##### DATA RECORDS #####

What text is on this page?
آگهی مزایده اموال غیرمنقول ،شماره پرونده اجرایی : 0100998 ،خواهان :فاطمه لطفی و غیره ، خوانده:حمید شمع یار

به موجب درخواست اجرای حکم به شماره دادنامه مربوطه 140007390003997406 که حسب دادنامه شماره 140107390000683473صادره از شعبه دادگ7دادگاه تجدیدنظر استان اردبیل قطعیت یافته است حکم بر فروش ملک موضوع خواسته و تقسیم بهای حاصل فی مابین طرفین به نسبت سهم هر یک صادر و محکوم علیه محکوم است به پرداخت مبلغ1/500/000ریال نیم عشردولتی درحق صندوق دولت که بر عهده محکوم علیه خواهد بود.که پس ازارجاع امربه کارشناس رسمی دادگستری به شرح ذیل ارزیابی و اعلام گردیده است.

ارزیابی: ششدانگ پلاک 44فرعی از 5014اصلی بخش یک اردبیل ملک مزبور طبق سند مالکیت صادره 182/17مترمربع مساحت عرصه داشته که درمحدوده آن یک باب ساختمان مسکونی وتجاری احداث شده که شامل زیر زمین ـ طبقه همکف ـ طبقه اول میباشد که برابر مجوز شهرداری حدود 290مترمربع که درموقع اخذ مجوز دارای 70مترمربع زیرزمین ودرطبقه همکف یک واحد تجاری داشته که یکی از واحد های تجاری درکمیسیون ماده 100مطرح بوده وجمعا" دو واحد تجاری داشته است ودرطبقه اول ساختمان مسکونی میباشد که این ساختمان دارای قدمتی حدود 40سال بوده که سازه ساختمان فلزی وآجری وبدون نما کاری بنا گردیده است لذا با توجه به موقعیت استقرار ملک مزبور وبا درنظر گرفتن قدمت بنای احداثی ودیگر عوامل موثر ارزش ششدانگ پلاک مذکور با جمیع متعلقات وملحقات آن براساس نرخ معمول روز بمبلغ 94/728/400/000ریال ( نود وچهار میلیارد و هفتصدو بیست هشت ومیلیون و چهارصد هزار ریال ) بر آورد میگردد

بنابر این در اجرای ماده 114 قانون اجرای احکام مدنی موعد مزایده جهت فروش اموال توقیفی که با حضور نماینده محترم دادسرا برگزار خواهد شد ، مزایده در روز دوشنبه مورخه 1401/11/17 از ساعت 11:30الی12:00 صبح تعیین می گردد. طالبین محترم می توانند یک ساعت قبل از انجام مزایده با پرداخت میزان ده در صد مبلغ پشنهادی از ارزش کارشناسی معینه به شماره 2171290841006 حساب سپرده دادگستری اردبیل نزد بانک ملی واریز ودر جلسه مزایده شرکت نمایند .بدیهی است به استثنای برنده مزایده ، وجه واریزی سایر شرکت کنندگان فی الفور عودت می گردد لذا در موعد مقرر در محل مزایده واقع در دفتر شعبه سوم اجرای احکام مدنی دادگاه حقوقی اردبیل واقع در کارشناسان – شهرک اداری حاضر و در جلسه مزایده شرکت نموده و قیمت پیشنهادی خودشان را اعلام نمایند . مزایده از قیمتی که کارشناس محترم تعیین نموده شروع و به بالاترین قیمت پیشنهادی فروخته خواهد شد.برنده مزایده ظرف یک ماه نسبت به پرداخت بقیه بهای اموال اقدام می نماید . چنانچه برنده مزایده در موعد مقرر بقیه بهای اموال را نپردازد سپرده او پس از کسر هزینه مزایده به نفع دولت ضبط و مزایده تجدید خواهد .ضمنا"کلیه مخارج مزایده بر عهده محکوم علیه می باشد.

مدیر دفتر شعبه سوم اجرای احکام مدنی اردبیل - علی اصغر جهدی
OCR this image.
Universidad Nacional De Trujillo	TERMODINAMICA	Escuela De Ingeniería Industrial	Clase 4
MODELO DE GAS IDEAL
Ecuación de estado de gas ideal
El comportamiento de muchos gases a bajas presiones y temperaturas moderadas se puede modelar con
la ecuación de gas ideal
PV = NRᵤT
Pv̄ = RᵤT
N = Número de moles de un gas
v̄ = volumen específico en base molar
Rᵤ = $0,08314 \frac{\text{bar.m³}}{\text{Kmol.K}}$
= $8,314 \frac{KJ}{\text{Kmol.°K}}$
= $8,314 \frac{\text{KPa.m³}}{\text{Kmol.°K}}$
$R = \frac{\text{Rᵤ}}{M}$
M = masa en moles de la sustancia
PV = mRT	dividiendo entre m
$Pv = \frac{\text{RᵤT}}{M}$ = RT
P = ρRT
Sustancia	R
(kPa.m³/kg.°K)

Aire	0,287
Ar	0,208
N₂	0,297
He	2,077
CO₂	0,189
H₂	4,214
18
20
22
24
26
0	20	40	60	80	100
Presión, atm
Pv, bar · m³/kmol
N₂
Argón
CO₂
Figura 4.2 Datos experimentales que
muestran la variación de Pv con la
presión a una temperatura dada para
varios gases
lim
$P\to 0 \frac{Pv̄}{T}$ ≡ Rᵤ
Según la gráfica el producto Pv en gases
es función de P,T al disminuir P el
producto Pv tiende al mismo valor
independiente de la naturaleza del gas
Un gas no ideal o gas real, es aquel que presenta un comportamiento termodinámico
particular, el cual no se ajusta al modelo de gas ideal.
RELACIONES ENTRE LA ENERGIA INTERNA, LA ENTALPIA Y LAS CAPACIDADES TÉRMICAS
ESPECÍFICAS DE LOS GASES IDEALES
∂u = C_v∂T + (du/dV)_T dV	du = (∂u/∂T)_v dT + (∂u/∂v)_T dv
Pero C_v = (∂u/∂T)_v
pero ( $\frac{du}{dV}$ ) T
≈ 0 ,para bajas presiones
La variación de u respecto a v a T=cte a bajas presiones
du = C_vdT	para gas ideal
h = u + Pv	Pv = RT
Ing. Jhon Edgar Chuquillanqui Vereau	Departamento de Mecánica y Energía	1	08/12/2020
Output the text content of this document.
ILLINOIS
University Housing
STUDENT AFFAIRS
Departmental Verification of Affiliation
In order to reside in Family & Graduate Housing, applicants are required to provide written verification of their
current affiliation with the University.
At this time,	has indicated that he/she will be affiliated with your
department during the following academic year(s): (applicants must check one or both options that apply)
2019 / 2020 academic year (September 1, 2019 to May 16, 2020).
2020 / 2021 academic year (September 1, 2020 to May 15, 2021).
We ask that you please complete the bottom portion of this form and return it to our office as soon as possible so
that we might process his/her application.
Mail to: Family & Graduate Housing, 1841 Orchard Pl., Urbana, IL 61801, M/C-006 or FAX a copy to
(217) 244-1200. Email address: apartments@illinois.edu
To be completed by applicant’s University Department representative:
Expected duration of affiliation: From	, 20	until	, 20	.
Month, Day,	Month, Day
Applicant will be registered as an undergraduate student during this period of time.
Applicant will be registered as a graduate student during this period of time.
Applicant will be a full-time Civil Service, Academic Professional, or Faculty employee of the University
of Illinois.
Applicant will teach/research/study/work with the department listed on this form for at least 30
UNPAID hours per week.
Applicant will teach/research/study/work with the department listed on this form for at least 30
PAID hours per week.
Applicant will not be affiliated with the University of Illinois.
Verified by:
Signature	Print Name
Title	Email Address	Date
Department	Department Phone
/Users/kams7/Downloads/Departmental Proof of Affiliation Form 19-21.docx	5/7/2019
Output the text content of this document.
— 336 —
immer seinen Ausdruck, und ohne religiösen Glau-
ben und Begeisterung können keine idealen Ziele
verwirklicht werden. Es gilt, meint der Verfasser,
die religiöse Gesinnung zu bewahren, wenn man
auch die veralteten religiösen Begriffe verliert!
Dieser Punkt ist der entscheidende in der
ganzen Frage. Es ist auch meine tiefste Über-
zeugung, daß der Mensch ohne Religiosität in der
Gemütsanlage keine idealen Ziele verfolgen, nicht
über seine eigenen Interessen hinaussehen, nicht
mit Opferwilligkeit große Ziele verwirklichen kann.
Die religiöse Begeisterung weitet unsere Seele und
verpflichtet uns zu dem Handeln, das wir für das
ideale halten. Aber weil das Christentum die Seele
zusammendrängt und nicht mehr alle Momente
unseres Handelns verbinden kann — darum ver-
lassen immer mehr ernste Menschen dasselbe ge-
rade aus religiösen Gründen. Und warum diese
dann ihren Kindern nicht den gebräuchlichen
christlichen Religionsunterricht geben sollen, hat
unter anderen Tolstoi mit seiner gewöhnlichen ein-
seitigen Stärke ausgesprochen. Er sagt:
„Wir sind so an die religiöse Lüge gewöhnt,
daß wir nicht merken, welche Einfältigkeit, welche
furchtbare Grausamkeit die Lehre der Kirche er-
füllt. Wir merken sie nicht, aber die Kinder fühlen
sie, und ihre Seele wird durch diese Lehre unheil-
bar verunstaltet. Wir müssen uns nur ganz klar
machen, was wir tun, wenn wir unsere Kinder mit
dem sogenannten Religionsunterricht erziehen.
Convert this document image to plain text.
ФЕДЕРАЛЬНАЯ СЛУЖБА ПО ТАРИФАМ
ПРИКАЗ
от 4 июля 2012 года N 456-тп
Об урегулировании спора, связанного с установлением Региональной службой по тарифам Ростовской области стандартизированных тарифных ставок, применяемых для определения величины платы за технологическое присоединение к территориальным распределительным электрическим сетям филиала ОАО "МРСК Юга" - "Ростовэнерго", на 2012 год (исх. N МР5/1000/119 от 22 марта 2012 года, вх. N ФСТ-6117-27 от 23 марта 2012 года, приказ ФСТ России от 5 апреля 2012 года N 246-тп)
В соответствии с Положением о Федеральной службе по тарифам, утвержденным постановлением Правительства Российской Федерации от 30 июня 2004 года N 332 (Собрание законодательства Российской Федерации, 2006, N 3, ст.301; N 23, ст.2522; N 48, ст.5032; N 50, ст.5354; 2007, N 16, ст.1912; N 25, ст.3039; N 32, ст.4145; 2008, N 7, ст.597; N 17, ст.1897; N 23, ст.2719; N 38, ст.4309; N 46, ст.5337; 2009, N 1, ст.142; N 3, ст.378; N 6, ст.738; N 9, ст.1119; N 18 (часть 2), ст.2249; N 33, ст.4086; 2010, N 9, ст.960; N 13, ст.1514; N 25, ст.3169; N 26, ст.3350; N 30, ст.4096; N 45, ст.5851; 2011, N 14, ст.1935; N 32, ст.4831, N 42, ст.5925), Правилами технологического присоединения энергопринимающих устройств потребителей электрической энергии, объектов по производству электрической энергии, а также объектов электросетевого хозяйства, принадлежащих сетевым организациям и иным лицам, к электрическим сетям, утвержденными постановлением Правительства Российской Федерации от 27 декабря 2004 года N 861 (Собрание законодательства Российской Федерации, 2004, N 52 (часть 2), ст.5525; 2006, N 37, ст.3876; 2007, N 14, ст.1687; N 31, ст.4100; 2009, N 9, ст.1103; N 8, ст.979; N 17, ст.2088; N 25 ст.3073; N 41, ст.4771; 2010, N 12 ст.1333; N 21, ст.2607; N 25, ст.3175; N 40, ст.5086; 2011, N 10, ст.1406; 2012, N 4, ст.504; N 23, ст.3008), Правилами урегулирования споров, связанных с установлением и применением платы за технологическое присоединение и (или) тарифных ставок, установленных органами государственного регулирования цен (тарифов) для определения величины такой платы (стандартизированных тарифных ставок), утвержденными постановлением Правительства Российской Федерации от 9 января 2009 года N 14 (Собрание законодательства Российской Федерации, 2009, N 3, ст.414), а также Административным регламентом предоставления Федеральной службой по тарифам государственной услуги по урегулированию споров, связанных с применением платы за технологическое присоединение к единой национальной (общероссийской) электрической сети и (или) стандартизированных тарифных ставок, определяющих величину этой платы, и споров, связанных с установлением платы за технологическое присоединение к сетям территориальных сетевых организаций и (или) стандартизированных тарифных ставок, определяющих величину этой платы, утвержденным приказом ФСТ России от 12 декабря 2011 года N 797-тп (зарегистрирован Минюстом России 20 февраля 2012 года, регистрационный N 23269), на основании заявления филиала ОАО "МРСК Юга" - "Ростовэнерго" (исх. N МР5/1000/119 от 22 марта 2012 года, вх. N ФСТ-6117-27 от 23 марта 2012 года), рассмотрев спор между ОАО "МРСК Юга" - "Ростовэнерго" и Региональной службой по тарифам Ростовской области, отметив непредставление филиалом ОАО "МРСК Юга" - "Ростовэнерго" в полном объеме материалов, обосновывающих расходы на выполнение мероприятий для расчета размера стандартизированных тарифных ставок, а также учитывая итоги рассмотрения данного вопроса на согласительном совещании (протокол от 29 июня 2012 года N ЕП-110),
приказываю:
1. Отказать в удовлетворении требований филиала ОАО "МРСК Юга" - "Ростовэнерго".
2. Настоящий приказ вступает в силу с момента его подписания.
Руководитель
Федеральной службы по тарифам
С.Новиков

#####

*EXERCISE*
Go through the preceding material and copy each line that has the word "عهده".

*ANSWER TO THIS TASK*
به موجب درخواست اجرای حکم به شماره دادنامه مربوطه 140007390003997406 که حسب دادنامه شماره 140107390000683473صادره از شعبه دادگ7دادگاه تجدیدنظر استان اردبیل قطعیت یافته است حکم بر فروش ملک موضوع خواسته و تقسیم بهای حاصل فی مابین طرفین به نسبت سهم هر یک صادر و محکوم علیه محکوم است به پرداخت مبلغ1/500/000ریال نیم عشردولتی درحق صندوق دولت که بر عهده محکوم علیه خواهد بود.که پس ازارجاع امربه کارشناس رسمی دادگستری به شرح ذیل ارزیابی و اعلام گردیده است.
بنابر این در اجرای ماده 114 قانون اجرای احکام مدنی موعد مزایده جهت فروش اموال توقیفی که با حضور نماینده محترم دادسرا برگزار خواهد شد ، مزایده در روز دوشنبه مورخه 1401/11/17 از ساعت 11:30الی12:00 صبح تعیین می گردد. طالبین محترم می توانند یک ساعت قبل از انجام مزایده با پرداخت میزان ده در صد مبلغ پشنهادی از ارزش کارشناسی معینه به شماره 2171290841006 حساب سپرده دادگستری اردبیل نزد بانک ملی واریز ودر جلسه مزایده شرکت نمایند .بدیهی است به استثنای برنده مزایده ، وجه واریزی سایر شرکت کنندگان فی الفور عودت می گردد لذا در موعد مقرر در محل مزایده واقع در دفتر شعبه سوم اجرای احکام مدنی دادگاه حقوقی اردبیل واقع در کارشناسان – شهرک اداری حاضر و در جلسه مزایده شرکت نموده و قیمت پیشنهادی خودشان را اعلام نمایند . مزایده از قیمتی که کارشناس محترم تعیین نموده شروع و به بالاترین قیمت پیشنهادی فروخته خواهد شد.برنده مزایده ظرف یک ماه نسبت به پرداخت بقیه بهای اموال اقدام می نماید . چنانچه برنده مزایده در موعد مقرر بقیه بهای اموال را نپردازد سپرده او پس از کسر هزینه مزایده به نفع دولت ضبط و مزایده تجدید خواهد .ضمنا"کلیه مخارج مزایده بر عهده محکوم علیه می باشد.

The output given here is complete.